Dataset entries
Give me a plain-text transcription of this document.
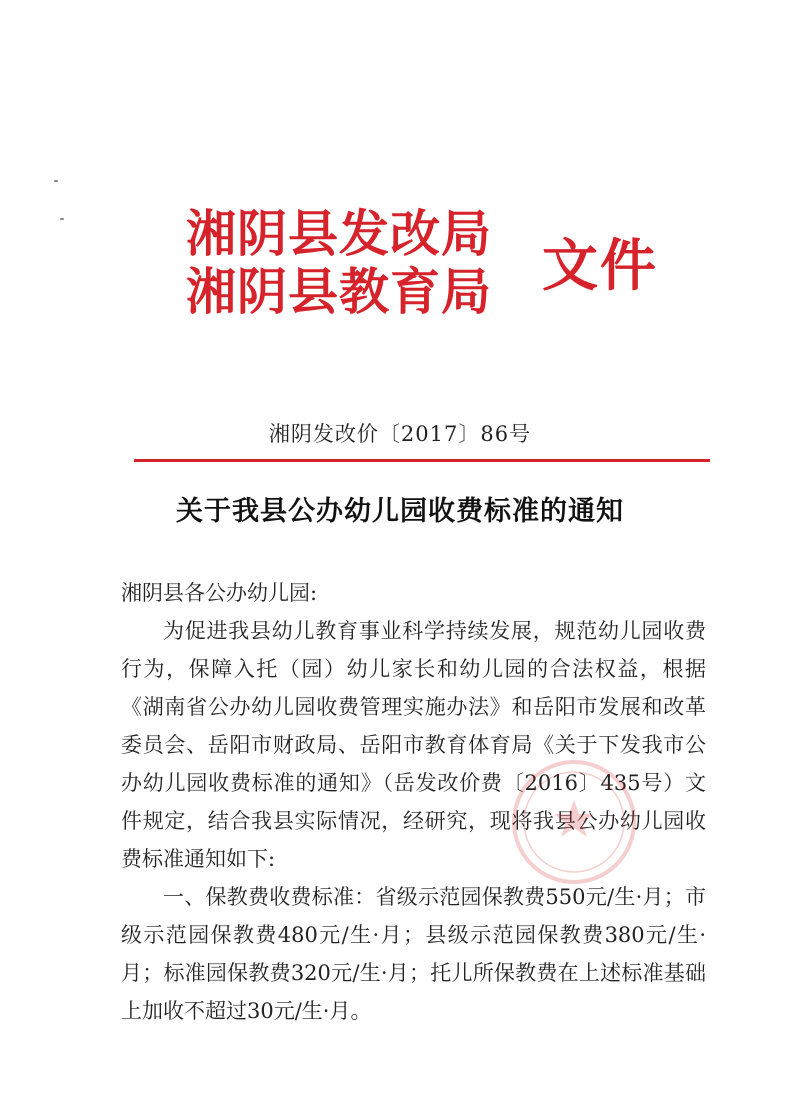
湘阴县发改局
湘阴县教育局 文件
湘阴发改价〔2017〕86号
关于我县公办幼儿园收费标准的通知

湘阴县各公办幼儿园:

为促进我县幼儿教育事业科学持续发展，规范幼儿园收费行为，保障入托（园）幼儿家长和幼儿园的合法权益，根据《湖南省公办幼儿园收费管理实施办法》和岳阳市发展和改革委员会、岳阳市财政局、岳阳市教育体育局《关于下发我市公办幼儿园收费标准的通知》（岳发改价费〔2016〕435号）文件规定，结合我县实际情况，经研究，现将我县公办幼儿园收费标准通知如下:

一、保教费收费标准：省级示范园保教费550元/生·月；市级示范园保教费480元/生·月；县级示范园保教费380元/生·月；标准园保教费320元/生·月；托儿所保教费在上述标准基础上加收不超过30元/生·月。
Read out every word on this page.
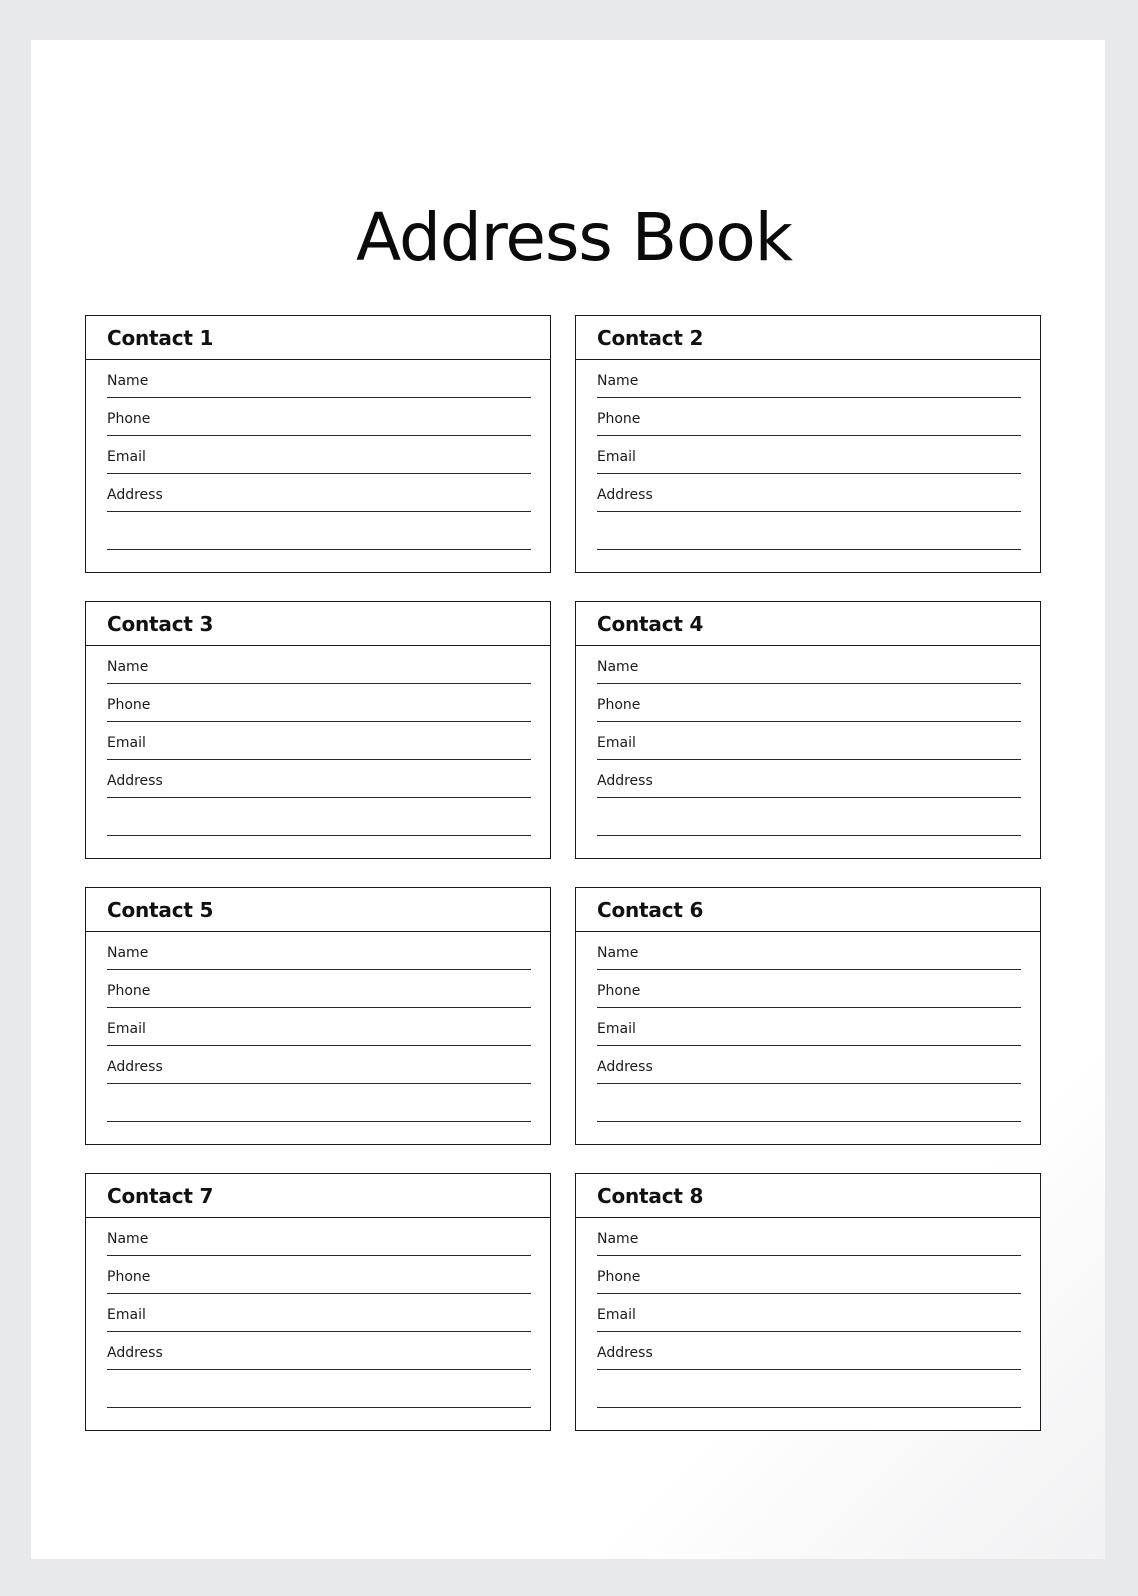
Address Book
Contact 1
Name
Phone
Email
Address
Contact 2
Name
Phone
Email
Address
Contact 3
Name
Phone
Email
Address
Contact 4
Name
Phone
Email
Address
Contact 5
Name
Phone
Email
Address
Contact 6
Name
Phone
Email
Address
Contact 7
Name
Phone
Email
Address
Contact 8
Name
Phone
Email
Address
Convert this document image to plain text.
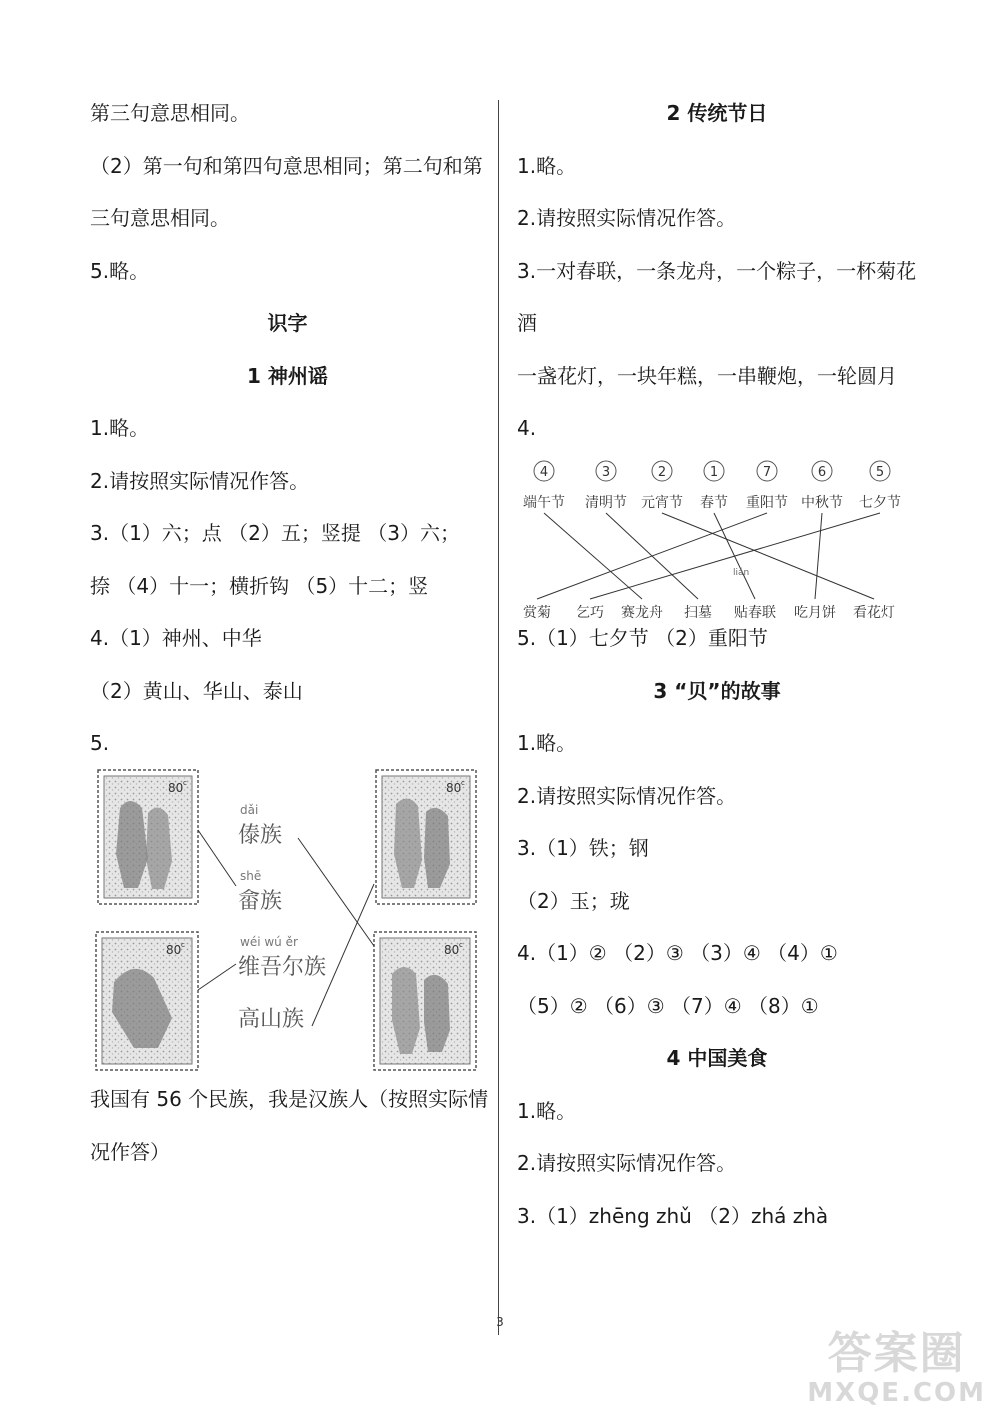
第三句意思相同。
（2）第一句和第四句意思相同；第二句和第
三句意思相同。
5.略。
识字
1 神州谣
1.略。
2.请按照实际情况作答。
3.（1）六；点 （2）五；竖提 （3）六；
捺 （4）十一；横折钩 （5）十二；竖
4.（1）神州、中华
（2）黄山、华山、泰山
5.
80 c	80 c
80 c	80 c
dǎi
傣族
shē
畲族
wéi wú ěr
维吾尔族
高山族
我国有 56 个民族，我是汉族人（按照实际情
况作答）
2 传统节日
1.略。
2.请按照实际情况作答。
3.一对春联，一条龙舟，一个粽子，一杯菊花
酒
一盏花灯，一块年糕，一串鞭炮，一轮圆月
4.
4	3	2	1	7	6	5
端午节 清明节 元宵节 春节 重阳节 中秋节 七夕节
赏菊 乞巧 赛龙舟 扫墓 贴春联 吃月饼 看花灯
lián
5.（1）七夕节 （2）重阳节
3 “贝”的故事
1.略。
2.请按照实际情况作答。
3.（1）铁；钢
（2）玉；珑
4.（1）② （2）③ （3）④ （4）①
（5）② （6）③ （7）④ （8）①
4 中国美食
1.略。
2.请按照实际情况作答。
3.（1）zhēng zhǔ （2）zhá zhà
3
答案圈
MXQE.COM
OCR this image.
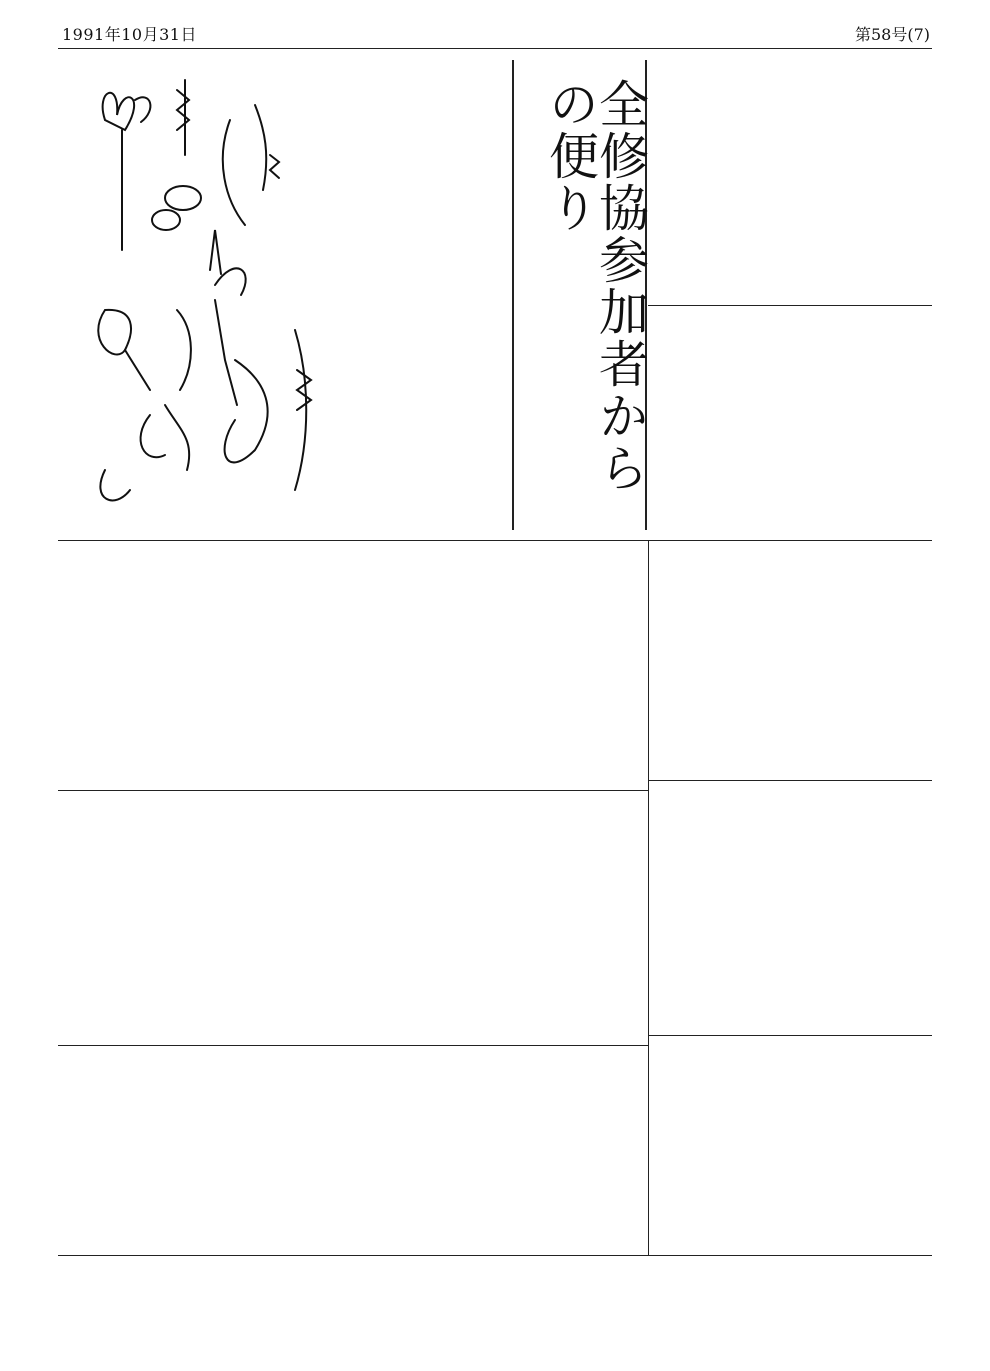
1991年10月31日	第58号(7)
全修協参加者からの便り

Goal: Only the number is wanted: how many lines above include the word "this"?

Worked answer: 4